**EXERCISE BRIEF**
Reproduce all of the data exactly.
○ ○ ○
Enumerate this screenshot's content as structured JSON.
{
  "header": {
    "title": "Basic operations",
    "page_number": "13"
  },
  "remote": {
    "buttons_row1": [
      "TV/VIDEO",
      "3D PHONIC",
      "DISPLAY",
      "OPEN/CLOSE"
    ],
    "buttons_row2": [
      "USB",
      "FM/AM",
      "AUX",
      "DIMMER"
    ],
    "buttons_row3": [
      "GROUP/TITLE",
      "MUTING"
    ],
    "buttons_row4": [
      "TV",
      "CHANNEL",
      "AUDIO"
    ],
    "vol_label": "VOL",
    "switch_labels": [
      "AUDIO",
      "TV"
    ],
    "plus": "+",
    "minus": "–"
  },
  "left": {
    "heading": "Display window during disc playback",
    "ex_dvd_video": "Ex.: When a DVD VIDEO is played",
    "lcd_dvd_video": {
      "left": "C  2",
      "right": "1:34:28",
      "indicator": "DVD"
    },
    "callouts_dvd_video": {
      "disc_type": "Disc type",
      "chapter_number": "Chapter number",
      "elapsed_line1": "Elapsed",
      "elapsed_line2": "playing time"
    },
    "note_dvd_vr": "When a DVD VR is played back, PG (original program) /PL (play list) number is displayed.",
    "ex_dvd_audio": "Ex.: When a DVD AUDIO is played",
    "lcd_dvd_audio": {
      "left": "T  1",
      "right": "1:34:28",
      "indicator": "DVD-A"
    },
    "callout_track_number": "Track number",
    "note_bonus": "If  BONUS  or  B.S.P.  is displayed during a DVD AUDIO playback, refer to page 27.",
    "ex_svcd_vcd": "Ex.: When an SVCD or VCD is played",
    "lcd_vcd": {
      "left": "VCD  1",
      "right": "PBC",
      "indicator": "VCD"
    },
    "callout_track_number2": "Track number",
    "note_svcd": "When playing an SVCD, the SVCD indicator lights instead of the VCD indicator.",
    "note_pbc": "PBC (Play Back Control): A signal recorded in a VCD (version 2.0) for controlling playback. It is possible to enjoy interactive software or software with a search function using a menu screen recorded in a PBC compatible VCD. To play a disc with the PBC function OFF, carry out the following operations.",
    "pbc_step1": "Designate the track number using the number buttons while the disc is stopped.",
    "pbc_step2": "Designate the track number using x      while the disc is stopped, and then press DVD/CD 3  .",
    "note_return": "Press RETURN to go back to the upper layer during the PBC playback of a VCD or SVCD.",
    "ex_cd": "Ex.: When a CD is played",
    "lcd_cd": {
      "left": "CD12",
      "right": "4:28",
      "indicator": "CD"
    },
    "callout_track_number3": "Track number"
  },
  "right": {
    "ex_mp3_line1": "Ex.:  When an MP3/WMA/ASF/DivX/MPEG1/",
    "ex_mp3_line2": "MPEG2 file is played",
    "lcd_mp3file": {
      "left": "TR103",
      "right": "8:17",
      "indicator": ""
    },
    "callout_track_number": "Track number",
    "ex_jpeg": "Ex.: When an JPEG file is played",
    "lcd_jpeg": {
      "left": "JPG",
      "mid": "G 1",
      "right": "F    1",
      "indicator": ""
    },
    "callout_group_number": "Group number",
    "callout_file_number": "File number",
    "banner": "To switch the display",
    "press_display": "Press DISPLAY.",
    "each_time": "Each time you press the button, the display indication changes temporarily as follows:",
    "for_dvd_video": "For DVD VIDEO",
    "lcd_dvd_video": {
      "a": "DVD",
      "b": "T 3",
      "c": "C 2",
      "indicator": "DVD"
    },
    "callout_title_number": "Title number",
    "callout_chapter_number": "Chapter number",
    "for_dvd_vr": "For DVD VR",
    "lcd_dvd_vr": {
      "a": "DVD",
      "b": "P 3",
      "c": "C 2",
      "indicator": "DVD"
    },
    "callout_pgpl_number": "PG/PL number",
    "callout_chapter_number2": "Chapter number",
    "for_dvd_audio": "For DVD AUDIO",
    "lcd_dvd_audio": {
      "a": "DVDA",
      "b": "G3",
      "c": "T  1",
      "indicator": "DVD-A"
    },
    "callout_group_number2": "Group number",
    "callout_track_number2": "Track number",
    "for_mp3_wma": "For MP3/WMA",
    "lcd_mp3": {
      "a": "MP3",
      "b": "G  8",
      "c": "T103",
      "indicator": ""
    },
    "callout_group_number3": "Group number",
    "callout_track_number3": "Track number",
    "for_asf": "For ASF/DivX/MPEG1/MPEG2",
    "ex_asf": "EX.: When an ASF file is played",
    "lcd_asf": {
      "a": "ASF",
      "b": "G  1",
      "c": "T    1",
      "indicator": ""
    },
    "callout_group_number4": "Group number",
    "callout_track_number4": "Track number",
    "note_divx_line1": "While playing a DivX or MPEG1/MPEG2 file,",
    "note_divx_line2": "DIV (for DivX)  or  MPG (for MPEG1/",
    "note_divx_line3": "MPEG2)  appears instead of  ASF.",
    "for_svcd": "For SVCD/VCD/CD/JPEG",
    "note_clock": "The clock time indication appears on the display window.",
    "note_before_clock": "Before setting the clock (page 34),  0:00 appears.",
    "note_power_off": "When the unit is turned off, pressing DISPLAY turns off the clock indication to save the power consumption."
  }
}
○ ○ ○
**EXERCISE OUTPUT**
Enumerate this screenshot's content as structured JSON.
{
  "header": {
    "title": "Basic operations",
    "page_number": "13"
  },
  "remote": {
    "buttons_row1": [
      "TV/VIDEO",
      "3D PHONIC",
      "DISPLAY",
      "OPEN/CLOSE"
    ],
    "buttons_row2": [
      "USB",
      "FM/AM",
      "AUX",
      "DIMMER"
    ],
    "buttons_row3": [
      "GROUP/TITLE",
      "MUTING"
    ],
    "buttons_row4": [
      "TV",
      "CHANNEL",
      "AUDIO"
    ],
    "vol_label": "VOL",
    "switch_labels": [
      "AUDIO",
      "TV"
    ],
    "plus": "+",
    "minus": "–"
  },
  "left": {
    "heading": "Display window during disc playback",
    "ex_dvd_video": "Ex.: When a DVD VIDEO is played",
    "lcd_dvd_video": {
      "left": "C  2",
      "right": "1:34:28",
      "indicator": "DVD"
    },
    "callouts_dvd_video": {
      "disc_type": "Disc type",
      "chapter_number": "Chapter number",
      "elapsed_line1": "Elapsed",
      "elapsed_line2": "playing time"
    },
    "note_dvd_vr": "When a DVD VR is played back, PG (original program) /PL (play list) number is displayed.",
    "ex_dvd_audio": "Ex.: When a DVD AUDIO is played",
    "lcd_dvd_audio": {
      "left": "T  1",
      "right": "1:34:28",
      "indicator": "DVD-A"
    },
    "callout_track_number": "Track number",
    "note_bonus": "If  BONUS  or  B.S.P.  is displayed during a DVD AUDIO playback, refer to page 27.",
    "ex_svcd_vcd": "Ex.: When an SVCD or VCD is played",
    "lcd_vcd": {
      "left": "VCD  1",
      "right": "PBC",
      "indicator": "VCD"
    },
    "callout_track_number2": "Track number",
    "note_svcd": "When playing an SVCD, the SVCD indicator lights instead of the VCD indicator.",
    "note_pbc": "PBC (Play Back Control): A signal recorded in a VCD (version 2.0) for controlling playback. It is possible to enjoy interactive software or software with a search function using a menu screen recorded in a PBC compatible VCD. To play a disc with the PBC function OFF, carry out the following operations.",
    "pbc_step1": "Designate the track number using the number buttons while the disc is stopped.",
    "pbc_step2": "Designate the track number using x      while the disc is stopped, and then press DVD/CD 3  .",
    "note_return": "Press RETURN to go back to the upper layer during the PBC playback of a VCD or SVCD.",
    "ex_cd": "Ex.: When a CD is played",
    "lcd_cd": {
      "left": "CD12",
      "right": "4:28",
      "indicator": "CD"
    },
    "callout_track_number3": "Track number"
  },
  "right": {
    "ex_mp3_line1": "Ex.:  When an MP3/WMA/ASF/DivX/MPEG1/",
    "ex_mp3_line2": "MPEG2 file is played",
    "lcd_mp3file": {
      "left": "TR103",
      "right": "8:17",
      "indicator": ""
    },
    "callout_track_number": "Track number",
    "ex_jpeg": "Ex.: When an JPEG file is played",
    "lcd_jpeg": {
      "left": "JPG",
      "mid": "G 1",
      "right": "F    1",
      "indicator": ""
    },
    "callout_group_number": "Group number",
    "callout_file_number": "File number",
    "banner": "To switch the display",
    "press_display": "Press DISPLAY.",
    "each_time": "Each time you press the button, the display indication changes temporarily as follows:",
    "for_dvd_video": "For DVD VIDEO",
    "lcd_dvd_video": {
      "a": "DVD",
      "b": "T 3",
      "c": "C 2",
      "indicator": "DVD"
    },
    "callout_title_number": "Title number",
    "callout_chapter_number": "Chapter number",
    "for_dvd_vr": "For DVD VR",
    "lcd_dvd_vr": {
      "a": "DVD",
      "b": "P 3",
      "c": "C 2",
      "indicator": "DVD"
    },
    "callout_pgpl_number": "PG/PL number",
    "callout_chapter_number2": "Chapter number",
    "for_dvd_audio": "For DVD AUDIO",
    "lcd_dvd_audio": {
      "a": "DVDA",
      "b": "G3",
      "c": "T  1",
      "indicator": "DVD-A"
    },
    "callout_group_number2": "Group number",
    "callout_track_number2": "Track number",
    "for_mp3_wma": "For MP3/WMA",
    "lcd_mp3": {
      "a": "MP3",
      "b": "G  8",
      "c": "T103",
      "indicator": ""
    },
    "callout_group_number3": "Group number",
    "callout_track_number3": "Track number",
    "for_asf": "For ASF/DivX/MPEG1/MPEG2",
    "ex_asf": "EX.: When an ASF file is played",
    "lcd_asf": {
      "a": "ASF",
      "b": "G  1",
      "c": "T    1",
      "indicator": ""
    },
    "callout_group_number4": "Group number",
    "callout_track_number4": "Track number",
    "note_divx_line1": "While playing a DivX or MPEG1/MPEG2 file,",
    "note_divx_line2": "DIV (for DivX)  or  MPG (for MPEG1/",
    "note_divx_line3": "MPEG2)  appears instead of  ASF.",
    "for_svcd": "For SVCD/VCD/CD/JPEG",
    "note_clock": "The clock time indication appears on the display window.",
    "note_before_clock": "Before setting the clock (page 34),  0:00 appears.",
    "note_power_off": "When the unit is turned off, pressing DISPLAY turns off the clock indication to save the power consumption."
  }
}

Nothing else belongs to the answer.